» THE REQUEST
Present each line of the entries below that holds the word "last".

» SUPPLIED ENTRIES
Start

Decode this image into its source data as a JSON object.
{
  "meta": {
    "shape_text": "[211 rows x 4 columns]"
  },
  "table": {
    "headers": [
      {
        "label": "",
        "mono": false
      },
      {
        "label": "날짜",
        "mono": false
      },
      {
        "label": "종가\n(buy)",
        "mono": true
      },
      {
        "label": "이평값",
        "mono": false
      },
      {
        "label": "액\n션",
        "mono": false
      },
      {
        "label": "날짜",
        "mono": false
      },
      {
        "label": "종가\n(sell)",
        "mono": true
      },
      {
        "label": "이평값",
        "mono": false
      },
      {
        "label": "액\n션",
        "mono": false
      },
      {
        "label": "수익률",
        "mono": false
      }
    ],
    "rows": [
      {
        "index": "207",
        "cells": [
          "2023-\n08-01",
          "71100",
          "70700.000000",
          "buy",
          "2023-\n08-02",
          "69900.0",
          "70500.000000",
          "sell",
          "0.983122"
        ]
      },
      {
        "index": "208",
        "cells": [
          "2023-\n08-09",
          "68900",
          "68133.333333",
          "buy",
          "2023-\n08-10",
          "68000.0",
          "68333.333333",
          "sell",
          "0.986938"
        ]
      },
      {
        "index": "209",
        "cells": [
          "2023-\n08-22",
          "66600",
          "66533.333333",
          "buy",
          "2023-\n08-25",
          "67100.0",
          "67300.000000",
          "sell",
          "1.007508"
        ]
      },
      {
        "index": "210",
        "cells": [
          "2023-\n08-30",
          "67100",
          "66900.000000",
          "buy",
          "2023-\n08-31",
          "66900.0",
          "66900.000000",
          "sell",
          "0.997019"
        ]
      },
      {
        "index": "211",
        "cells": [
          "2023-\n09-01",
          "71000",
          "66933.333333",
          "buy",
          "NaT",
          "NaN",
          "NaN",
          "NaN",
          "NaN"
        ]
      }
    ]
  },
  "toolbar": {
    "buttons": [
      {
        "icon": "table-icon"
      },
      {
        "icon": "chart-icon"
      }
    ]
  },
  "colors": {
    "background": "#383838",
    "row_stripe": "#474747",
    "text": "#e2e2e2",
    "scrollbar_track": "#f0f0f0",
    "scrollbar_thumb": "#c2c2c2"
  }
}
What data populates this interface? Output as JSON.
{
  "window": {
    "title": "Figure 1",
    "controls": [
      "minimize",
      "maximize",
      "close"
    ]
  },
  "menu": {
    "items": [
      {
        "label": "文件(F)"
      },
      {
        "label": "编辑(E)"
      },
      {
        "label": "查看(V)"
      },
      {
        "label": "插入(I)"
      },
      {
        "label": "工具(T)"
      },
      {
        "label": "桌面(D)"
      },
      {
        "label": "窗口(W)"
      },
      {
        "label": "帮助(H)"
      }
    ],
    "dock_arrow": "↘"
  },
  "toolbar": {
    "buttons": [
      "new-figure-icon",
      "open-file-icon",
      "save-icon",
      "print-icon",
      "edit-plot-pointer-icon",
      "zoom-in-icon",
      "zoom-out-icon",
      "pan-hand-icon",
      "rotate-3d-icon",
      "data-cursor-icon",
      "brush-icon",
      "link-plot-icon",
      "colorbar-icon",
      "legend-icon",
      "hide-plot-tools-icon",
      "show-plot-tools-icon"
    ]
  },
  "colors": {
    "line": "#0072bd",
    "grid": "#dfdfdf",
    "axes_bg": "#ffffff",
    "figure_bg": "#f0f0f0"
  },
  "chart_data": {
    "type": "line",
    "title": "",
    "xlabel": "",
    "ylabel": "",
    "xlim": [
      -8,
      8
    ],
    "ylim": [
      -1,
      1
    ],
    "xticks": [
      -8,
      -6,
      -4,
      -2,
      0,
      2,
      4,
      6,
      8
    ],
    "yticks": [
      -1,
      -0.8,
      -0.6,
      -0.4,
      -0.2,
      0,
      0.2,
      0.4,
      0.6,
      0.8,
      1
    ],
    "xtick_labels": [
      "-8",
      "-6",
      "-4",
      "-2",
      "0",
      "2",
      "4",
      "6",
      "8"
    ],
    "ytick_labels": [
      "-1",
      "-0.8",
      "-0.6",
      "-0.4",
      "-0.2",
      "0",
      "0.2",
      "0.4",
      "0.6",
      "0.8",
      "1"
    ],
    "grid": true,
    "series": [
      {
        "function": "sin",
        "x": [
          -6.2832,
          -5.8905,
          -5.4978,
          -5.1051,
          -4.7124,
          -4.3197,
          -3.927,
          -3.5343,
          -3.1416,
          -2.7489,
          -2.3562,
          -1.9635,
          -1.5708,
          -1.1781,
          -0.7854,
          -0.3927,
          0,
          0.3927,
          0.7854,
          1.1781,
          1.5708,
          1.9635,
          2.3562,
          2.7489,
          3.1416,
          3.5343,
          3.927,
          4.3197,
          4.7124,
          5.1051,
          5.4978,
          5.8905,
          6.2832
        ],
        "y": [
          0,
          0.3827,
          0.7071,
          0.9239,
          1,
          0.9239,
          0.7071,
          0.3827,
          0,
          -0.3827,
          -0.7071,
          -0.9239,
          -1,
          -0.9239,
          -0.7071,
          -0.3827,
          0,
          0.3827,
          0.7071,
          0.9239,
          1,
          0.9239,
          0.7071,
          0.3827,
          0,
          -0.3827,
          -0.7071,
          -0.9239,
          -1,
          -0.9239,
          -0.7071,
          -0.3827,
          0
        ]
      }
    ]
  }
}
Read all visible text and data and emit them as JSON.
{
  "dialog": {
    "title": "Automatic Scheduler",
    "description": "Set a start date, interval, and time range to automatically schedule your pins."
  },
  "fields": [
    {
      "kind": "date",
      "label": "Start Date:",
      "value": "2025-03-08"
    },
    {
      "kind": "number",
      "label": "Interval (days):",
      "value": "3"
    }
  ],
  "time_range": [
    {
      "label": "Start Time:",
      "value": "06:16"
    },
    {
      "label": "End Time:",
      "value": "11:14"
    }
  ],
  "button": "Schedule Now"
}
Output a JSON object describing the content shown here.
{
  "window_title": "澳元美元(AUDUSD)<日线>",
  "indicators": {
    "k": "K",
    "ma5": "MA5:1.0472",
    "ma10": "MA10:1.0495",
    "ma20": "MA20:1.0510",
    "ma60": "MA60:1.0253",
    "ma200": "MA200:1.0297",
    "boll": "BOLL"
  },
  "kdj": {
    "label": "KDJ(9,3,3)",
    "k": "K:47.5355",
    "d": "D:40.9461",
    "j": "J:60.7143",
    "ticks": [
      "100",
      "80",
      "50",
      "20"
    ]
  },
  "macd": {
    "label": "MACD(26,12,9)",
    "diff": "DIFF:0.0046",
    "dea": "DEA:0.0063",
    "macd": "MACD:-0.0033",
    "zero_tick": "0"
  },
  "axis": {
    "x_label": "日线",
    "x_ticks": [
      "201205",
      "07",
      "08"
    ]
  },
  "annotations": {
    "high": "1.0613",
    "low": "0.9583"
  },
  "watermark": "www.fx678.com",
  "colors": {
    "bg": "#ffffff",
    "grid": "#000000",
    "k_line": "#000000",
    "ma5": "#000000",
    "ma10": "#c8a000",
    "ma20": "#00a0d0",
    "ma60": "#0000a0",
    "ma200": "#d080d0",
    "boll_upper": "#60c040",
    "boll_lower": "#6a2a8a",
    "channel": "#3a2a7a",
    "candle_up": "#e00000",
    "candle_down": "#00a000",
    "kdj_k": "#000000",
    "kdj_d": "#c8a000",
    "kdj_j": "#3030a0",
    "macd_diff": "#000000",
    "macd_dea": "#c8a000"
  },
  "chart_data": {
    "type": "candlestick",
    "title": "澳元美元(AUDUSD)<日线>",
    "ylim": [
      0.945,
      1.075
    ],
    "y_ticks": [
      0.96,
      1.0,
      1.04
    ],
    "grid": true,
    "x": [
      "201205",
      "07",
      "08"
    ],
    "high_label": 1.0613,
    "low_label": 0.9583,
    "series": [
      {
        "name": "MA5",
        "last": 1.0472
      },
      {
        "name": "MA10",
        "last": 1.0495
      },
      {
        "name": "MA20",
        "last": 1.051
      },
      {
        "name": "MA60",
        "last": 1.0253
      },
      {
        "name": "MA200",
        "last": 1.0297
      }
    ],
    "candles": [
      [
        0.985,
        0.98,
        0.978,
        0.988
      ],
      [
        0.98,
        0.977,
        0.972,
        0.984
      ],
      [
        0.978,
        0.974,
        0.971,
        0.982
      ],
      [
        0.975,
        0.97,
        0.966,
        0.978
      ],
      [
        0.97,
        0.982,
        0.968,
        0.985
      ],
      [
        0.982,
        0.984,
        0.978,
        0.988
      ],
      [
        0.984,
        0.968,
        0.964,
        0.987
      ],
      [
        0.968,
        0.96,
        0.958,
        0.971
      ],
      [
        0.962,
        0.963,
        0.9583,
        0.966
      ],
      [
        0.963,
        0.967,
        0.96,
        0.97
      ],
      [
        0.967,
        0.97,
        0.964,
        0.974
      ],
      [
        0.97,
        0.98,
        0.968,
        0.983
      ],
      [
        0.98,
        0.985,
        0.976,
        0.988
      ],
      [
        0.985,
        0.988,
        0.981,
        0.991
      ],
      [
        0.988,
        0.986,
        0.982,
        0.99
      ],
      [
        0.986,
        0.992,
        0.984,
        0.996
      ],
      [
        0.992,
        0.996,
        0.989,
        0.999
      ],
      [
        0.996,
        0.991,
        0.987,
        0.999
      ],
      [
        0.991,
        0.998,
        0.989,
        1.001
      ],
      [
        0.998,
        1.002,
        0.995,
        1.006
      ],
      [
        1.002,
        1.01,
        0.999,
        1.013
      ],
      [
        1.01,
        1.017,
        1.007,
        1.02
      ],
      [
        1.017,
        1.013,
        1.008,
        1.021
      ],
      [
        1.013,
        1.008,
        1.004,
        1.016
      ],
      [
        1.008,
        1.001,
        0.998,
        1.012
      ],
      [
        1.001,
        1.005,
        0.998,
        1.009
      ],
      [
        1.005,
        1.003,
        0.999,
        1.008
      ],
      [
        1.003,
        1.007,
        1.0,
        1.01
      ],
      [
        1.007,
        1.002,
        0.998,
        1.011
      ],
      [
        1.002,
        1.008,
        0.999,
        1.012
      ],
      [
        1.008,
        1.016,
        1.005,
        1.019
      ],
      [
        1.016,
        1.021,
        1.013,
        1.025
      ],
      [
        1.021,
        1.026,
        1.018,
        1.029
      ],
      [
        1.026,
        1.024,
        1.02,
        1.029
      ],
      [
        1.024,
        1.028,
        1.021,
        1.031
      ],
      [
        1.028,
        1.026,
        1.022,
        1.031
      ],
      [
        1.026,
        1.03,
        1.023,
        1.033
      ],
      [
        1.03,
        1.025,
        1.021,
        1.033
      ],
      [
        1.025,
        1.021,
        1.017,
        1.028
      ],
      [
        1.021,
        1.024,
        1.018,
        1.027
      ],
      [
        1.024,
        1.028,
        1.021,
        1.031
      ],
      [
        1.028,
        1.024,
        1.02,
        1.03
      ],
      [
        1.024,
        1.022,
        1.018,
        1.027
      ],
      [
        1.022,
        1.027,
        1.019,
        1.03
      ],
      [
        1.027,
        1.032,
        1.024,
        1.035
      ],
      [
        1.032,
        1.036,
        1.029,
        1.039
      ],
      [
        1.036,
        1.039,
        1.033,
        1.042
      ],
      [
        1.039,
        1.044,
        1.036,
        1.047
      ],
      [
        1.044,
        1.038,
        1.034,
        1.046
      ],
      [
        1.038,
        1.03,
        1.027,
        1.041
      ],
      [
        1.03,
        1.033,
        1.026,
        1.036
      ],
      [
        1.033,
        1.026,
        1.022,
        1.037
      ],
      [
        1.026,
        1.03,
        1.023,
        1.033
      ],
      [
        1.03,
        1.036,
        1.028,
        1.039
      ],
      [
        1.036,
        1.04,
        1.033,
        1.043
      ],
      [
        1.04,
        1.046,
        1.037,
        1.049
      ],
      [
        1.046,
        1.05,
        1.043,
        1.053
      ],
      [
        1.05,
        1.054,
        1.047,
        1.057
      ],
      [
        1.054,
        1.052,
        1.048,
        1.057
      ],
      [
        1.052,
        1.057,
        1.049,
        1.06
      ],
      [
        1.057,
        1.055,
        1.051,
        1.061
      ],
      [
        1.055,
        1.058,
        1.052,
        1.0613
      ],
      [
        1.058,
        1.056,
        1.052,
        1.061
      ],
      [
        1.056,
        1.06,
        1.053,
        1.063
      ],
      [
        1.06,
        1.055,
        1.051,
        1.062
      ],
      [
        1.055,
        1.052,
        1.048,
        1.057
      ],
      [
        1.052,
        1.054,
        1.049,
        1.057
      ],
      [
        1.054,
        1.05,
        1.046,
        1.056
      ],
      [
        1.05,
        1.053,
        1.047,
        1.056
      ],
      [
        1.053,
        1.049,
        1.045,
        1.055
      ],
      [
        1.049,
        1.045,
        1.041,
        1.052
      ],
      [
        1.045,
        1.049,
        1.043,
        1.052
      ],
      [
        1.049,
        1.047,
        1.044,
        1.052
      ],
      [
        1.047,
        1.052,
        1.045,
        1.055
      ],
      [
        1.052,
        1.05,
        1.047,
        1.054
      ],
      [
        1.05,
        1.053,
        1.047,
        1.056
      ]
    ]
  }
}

End

» COMPLETE RESPONSE
        "last": 1.0472
        "last": 1.0495
        "last": 1.051
        "last": 1.0253
        "last": 1.0297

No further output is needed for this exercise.